= Raw records =
---+---

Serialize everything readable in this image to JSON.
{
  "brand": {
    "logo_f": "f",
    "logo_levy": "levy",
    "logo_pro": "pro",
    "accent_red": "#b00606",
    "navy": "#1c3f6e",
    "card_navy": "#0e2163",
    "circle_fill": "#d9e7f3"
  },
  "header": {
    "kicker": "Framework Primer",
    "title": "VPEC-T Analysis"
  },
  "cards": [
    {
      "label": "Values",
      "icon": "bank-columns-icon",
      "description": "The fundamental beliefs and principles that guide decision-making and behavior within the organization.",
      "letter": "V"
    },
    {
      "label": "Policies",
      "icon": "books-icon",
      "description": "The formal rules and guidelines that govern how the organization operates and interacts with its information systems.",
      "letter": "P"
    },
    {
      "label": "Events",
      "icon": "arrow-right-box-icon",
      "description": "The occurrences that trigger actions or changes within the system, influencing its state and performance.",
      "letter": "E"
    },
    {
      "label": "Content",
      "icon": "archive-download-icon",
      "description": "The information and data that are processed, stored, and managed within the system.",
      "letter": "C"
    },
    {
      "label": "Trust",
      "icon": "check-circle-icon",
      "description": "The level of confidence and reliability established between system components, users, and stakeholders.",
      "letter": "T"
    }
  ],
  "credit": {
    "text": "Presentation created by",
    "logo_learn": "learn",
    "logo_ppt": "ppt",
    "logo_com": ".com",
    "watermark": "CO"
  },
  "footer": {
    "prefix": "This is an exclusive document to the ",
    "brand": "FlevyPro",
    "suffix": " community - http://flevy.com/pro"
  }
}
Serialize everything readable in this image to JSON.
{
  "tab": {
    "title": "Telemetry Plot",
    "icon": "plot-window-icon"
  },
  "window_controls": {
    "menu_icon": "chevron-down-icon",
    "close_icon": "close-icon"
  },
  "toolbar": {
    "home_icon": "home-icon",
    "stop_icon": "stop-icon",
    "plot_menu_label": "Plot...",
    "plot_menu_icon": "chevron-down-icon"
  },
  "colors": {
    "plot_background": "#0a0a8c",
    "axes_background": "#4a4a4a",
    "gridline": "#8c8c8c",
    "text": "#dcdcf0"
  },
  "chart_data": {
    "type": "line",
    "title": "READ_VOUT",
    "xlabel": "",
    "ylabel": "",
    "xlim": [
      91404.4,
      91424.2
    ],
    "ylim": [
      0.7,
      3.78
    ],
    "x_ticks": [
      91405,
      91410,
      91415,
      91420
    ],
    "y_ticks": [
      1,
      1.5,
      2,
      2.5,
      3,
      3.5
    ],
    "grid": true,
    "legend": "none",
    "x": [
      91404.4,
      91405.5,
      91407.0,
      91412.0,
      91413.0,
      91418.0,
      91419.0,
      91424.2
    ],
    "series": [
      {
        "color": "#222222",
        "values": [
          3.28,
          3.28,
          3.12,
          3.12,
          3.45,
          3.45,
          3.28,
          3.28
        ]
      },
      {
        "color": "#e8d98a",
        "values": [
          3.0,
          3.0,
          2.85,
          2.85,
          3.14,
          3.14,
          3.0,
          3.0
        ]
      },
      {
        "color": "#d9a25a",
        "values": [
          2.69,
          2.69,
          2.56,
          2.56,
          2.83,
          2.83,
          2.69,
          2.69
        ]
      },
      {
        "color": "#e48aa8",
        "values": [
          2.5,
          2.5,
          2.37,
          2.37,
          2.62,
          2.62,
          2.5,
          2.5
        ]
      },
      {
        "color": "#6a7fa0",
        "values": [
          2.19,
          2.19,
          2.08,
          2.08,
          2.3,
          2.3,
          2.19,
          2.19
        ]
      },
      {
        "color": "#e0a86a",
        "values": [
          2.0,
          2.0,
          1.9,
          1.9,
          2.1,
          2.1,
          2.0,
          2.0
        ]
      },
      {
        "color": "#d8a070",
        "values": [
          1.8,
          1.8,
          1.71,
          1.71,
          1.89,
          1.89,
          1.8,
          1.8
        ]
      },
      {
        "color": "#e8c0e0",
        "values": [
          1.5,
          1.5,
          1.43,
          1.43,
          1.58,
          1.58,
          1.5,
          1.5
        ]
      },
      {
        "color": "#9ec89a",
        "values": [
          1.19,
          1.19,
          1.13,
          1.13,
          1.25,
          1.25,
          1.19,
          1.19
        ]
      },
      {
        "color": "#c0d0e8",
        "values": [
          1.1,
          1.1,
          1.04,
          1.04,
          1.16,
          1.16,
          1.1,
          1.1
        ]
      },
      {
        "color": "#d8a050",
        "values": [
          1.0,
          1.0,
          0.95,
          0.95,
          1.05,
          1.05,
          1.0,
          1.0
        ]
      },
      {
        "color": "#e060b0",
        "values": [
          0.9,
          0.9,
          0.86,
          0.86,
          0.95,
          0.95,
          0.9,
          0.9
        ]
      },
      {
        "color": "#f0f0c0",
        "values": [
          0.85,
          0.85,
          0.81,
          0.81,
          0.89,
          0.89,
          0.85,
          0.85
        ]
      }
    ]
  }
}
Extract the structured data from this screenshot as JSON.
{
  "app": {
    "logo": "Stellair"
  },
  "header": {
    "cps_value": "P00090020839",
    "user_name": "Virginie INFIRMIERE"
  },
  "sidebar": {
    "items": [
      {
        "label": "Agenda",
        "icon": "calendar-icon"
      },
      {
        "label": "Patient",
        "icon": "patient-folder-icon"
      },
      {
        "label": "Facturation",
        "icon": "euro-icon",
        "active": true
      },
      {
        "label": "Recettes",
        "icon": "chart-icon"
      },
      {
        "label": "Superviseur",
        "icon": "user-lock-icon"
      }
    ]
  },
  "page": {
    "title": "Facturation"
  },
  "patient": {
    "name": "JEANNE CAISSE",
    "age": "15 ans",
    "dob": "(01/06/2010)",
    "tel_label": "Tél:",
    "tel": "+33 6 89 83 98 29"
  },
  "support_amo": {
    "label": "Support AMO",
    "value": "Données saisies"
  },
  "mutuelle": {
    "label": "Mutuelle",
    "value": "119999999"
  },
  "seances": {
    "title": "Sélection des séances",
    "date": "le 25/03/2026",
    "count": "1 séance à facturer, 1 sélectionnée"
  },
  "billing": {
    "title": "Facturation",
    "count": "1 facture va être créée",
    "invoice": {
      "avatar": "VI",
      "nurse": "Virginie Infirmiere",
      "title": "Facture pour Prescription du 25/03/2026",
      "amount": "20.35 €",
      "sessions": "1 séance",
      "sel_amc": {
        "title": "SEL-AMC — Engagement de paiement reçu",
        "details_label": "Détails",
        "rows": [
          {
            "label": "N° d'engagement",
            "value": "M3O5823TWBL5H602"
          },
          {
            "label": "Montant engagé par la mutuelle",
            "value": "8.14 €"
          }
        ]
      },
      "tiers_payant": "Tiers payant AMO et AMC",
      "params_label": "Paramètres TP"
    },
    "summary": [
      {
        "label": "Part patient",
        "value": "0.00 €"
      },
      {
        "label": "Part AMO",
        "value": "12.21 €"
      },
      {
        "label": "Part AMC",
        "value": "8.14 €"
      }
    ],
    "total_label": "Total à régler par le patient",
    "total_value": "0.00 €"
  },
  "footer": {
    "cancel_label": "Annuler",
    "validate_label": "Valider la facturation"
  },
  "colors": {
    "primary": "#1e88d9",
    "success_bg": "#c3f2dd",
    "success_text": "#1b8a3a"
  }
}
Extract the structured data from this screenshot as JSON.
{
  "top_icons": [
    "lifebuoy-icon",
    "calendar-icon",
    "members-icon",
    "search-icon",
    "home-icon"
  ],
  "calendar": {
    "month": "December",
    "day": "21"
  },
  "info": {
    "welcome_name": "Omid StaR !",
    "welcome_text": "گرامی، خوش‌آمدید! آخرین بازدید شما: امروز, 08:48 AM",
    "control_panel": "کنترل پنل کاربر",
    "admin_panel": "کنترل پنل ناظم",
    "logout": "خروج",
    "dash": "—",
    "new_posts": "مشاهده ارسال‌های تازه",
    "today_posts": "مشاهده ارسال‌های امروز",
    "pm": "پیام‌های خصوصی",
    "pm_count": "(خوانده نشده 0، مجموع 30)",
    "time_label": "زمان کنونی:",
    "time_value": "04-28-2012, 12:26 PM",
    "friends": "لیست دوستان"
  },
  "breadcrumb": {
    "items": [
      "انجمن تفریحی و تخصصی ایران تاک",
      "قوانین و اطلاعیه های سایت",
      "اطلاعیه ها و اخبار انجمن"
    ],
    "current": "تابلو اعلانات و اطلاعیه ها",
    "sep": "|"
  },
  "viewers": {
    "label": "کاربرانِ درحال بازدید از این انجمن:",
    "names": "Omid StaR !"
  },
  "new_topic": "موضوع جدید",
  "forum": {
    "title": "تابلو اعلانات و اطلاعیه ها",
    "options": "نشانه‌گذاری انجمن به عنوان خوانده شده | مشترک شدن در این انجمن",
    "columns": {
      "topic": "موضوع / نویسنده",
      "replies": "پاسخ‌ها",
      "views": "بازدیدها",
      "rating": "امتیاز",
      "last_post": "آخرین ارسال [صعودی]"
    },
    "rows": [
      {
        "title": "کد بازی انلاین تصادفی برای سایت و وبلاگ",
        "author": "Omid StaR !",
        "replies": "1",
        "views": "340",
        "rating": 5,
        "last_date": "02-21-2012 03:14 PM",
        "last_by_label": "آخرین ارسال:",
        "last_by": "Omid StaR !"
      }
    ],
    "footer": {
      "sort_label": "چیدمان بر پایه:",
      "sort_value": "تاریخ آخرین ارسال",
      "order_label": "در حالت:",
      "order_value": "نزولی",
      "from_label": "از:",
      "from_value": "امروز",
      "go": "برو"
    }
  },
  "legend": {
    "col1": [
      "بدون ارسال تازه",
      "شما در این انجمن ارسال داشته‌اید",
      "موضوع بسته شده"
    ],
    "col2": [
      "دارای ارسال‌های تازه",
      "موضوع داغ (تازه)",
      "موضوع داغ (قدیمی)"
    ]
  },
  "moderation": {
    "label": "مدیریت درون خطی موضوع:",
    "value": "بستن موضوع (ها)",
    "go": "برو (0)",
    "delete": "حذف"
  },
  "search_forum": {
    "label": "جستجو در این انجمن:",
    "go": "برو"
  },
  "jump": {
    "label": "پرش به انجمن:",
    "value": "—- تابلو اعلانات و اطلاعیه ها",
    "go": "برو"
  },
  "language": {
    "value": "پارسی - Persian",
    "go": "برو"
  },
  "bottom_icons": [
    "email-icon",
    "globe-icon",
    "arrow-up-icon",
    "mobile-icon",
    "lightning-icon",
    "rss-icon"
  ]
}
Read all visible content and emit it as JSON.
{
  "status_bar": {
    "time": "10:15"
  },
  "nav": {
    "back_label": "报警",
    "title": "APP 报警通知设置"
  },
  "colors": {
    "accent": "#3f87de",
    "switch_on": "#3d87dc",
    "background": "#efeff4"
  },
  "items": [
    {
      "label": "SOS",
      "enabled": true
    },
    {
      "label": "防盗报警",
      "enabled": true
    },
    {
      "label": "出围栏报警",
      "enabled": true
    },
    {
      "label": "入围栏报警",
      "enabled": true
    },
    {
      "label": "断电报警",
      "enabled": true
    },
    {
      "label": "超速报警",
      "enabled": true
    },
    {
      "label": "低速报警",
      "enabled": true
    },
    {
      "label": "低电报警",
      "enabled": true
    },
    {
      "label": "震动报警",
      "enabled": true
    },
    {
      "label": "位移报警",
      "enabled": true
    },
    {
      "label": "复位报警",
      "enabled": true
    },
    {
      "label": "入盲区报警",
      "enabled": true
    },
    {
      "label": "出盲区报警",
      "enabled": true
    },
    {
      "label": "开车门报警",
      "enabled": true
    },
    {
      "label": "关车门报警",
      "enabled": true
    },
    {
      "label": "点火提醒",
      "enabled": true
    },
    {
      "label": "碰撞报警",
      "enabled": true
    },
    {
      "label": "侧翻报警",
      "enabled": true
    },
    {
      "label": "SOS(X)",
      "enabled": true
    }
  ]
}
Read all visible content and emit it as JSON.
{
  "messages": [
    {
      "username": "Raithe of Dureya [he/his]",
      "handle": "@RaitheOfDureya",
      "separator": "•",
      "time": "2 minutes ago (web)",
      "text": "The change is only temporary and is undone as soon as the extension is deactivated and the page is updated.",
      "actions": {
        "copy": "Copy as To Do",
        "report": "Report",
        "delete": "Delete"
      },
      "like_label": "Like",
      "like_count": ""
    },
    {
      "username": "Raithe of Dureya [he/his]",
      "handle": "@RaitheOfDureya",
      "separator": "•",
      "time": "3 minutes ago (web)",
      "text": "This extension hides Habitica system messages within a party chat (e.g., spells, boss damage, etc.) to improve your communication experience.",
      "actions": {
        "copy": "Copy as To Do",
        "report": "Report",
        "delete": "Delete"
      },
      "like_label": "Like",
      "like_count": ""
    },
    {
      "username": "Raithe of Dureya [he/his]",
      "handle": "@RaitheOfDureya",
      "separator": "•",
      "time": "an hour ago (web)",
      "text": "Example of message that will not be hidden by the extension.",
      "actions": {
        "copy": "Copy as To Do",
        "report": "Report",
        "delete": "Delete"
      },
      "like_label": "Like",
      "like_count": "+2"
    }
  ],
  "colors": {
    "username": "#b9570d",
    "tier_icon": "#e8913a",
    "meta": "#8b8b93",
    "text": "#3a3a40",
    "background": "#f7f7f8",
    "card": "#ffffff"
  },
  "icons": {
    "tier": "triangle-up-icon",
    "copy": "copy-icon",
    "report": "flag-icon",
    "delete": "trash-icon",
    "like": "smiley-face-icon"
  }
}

---+---

= Task =
Gather each line of the listing that holds the string "امروز".

= The solution =
    "welcome_text": "گرامی، خوش‌آمدید! آخرین بازدید شما: امروز, 08:48 AM",
    "today_posts": "مشاهده ارسال‌های امروز",
      "from_value": "امروز",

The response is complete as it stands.